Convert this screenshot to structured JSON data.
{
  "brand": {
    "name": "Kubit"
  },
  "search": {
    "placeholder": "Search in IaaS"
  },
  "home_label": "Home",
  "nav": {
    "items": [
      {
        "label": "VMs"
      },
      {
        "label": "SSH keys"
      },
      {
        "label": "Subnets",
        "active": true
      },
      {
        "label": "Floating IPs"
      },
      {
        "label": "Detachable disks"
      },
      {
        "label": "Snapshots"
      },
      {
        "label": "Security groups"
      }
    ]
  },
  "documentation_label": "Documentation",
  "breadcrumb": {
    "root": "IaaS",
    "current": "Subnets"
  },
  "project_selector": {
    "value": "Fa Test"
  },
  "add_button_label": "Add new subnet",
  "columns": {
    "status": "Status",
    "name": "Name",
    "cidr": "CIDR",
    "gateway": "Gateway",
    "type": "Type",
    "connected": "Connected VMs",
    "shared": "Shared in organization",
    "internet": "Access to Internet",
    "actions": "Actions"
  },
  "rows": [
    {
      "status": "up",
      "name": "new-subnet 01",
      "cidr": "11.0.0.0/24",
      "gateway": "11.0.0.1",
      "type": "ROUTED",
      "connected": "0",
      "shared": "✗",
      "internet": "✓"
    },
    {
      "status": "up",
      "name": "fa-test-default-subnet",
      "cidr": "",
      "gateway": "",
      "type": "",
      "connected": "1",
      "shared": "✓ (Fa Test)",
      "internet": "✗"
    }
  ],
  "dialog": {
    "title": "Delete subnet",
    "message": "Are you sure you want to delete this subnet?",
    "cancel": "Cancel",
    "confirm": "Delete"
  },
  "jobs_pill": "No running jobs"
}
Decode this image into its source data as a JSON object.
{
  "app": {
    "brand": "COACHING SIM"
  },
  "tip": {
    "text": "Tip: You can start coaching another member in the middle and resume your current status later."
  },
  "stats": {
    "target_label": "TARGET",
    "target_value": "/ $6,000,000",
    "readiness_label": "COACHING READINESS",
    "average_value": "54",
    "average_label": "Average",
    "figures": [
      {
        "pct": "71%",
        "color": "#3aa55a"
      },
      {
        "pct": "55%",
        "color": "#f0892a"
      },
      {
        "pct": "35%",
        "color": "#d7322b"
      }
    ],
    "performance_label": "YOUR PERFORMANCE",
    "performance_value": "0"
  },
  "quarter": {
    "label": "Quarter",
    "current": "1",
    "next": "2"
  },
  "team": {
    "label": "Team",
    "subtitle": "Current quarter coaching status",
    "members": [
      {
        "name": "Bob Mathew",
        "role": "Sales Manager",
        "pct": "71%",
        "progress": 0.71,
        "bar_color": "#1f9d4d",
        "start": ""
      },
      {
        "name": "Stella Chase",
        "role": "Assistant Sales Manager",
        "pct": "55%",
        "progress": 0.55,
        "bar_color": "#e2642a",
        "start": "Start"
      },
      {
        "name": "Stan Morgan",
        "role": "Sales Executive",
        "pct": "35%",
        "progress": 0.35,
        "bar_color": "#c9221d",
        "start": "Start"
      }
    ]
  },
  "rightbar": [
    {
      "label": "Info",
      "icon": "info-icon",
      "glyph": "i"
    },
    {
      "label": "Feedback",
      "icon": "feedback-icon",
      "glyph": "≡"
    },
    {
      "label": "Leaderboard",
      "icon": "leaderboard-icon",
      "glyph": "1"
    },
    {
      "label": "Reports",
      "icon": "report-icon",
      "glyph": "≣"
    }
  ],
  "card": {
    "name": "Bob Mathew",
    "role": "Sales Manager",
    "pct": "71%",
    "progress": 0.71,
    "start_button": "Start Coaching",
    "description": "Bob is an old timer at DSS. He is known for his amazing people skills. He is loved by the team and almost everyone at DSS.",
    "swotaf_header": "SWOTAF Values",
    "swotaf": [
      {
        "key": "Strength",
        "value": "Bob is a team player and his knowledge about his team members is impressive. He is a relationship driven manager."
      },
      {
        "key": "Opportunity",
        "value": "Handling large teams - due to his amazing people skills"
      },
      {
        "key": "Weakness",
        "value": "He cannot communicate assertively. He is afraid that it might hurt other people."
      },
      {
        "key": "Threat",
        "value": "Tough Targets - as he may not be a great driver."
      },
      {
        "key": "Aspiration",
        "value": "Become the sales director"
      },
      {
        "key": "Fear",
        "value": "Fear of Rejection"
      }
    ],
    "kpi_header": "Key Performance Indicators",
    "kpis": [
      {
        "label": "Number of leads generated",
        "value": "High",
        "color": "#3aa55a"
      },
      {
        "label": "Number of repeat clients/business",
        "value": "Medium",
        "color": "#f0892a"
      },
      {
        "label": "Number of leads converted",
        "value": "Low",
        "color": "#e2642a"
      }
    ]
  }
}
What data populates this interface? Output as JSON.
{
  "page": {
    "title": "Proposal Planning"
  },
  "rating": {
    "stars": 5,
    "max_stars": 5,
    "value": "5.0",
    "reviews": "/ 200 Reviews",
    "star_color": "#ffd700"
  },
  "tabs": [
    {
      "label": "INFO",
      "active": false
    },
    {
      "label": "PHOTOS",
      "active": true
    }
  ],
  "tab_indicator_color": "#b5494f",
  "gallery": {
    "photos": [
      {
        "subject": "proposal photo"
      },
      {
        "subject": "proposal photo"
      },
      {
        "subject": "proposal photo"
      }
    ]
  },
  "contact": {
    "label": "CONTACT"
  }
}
+ + + + + + +
■ **TASK REQUIREMENTS**
Identify all lines where the word "JSON" shows up. Copy them.

■ **SOLUTION FOR THIS PROBLEM**
Convert this screenshot to structured JSON data.
Decode this image into its source data as a JSON object.
What data populates this interface? Output as JSON.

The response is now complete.